Task goal: Starting with the line that contains "Read this page and output its text content.", set down each line through the end of the entries below, exactly and with nothing added.
**** Entries
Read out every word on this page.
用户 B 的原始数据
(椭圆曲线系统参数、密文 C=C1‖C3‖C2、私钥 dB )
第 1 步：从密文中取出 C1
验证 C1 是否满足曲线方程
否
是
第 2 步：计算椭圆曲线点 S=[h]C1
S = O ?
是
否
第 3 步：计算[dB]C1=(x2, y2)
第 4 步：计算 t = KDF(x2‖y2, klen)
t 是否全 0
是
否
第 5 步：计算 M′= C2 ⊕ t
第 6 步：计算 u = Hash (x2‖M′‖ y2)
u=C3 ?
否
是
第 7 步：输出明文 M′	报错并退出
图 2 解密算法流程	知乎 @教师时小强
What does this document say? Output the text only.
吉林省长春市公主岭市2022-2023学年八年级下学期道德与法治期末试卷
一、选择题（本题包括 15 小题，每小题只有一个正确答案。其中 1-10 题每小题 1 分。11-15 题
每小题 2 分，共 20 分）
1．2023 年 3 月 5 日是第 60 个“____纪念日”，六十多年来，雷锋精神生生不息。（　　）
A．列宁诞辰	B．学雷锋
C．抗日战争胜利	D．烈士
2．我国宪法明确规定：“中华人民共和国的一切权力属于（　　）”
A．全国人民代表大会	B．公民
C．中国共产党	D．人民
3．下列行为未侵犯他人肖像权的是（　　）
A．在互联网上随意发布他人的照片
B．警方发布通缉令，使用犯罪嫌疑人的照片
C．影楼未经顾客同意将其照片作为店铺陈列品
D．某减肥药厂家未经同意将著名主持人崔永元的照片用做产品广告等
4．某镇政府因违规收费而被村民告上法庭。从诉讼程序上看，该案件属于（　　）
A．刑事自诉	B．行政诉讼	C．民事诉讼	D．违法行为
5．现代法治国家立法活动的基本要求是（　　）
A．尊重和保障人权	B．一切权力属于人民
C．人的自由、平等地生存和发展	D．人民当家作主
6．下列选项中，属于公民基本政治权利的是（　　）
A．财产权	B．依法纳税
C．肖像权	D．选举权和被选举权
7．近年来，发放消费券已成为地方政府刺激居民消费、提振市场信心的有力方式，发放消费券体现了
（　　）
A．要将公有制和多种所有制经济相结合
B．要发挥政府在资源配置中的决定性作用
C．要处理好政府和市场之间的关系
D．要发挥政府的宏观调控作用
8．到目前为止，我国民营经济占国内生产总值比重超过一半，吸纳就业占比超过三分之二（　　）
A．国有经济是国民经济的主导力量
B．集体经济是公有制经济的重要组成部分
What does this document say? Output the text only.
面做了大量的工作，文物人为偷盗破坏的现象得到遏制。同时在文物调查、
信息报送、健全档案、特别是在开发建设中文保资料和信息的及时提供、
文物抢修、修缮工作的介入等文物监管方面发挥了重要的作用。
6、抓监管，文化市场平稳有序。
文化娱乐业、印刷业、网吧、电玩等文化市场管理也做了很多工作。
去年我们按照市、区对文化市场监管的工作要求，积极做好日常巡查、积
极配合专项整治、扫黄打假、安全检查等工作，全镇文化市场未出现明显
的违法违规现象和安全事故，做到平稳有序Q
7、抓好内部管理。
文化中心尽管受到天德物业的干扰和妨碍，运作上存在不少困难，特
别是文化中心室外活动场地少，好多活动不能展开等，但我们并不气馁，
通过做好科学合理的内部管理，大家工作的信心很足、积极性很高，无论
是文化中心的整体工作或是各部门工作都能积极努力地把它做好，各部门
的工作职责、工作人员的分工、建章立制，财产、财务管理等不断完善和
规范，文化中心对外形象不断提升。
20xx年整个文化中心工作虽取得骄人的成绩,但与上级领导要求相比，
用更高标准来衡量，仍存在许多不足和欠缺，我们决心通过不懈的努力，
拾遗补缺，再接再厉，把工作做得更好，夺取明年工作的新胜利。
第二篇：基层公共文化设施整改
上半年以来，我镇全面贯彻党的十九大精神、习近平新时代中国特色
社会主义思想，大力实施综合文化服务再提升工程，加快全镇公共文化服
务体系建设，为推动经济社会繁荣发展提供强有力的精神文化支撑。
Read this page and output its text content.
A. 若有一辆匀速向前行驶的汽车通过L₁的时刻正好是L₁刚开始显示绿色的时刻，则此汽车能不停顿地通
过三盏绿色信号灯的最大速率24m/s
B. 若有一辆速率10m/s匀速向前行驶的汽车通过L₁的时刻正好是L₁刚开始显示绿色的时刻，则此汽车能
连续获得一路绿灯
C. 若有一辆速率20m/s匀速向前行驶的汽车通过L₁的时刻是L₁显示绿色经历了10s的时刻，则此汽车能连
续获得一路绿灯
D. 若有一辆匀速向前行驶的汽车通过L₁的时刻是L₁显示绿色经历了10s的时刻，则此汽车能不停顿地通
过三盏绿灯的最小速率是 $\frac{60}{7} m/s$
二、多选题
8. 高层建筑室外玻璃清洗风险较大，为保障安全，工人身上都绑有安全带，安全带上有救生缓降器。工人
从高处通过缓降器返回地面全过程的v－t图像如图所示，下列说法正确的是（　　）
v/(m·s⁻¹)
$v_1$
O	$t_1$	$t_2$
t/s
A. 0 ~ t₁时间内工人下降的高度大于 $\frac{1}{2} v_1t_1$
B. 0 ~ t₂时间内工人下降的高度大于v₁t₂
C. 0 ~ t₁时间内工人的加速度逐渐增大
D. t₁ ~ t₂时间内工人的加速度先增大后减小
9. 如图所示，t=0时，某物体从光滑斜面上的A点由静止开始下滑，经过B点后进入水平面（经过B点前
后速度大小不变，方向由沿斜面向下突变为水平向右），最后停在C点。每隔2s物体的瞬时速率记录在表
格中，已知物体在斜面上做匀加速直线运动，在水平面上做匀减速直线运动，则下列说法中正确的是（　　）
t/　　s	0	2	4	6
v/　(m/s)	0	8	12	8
********
Complete answer:
Read this page and output its text content.
A. 若有一辆匀速向前行驶的汽车通过L₁的时刻正好是L₁刚开始显示绿色的时刻，则此汽车能不停顿地通
过三盏绿色信号灯的最大速率24m/s
B. 若有一辆速率10m/s匀速向前行驶的汽车通过L₁的时刻正好是L₁刚开始显示绿色的时刻，则此汽车能
连续获得一路绿灯
C. 若有一辆速率20m/s匀速向前行驶的汽车通过L₁的时刻是L₁显示绿色经历了10s的时刻，则此汽车能连
续获得一路绿灯
D. 若有一辆匀速向前行驶的汽车通过L₁的时刻是L₁显示绿色经历了10s的时刻，则此汽车能不停顿地通
过三盏绿灯的最小速率是 $\frac{60}{7} m/s$
二、多选题
8. 高层建筑室外玻璃清洗风险较大，为保障安全，工人身上都绑有安全带，安全带上有救生缓降器。工人
从高处通过缓降器返回地面全过程的v－t图像如图所示，下列说法正确的是（　　）
v/(m·s⁻¹)
$v_1$
O	$t_1$	$t_2$
t/s
A. 0 ~ t₁时间内工人下降的高度大于 $\frac{1}{2} v_1t_1$
B. 0 ~ t₂时间内工人下降的高度大于v₁t₂
C. 0 ~ t₁时间内工人的加速度逐渐增大
D. t₁ ~ t₂时间内工人的加速度先增大后减小
9. 如图所示，t=0时，某物体从光滑斜面上的A点由静止开始下滑，经过B点后进入水平面（经过B点前
后速度大小不变，方向由沿斜面向下突变为水平向右），最后停在C点。每隔2s物体的瞬时速率记录在表
格中，已知物体在斜面上做匀加速直线运动，在水平面上做匀减速直线运动，则下列说法中正确的是（　　）
t/　　s	0	2	4	6
v/　(m/s)	0	8	12	8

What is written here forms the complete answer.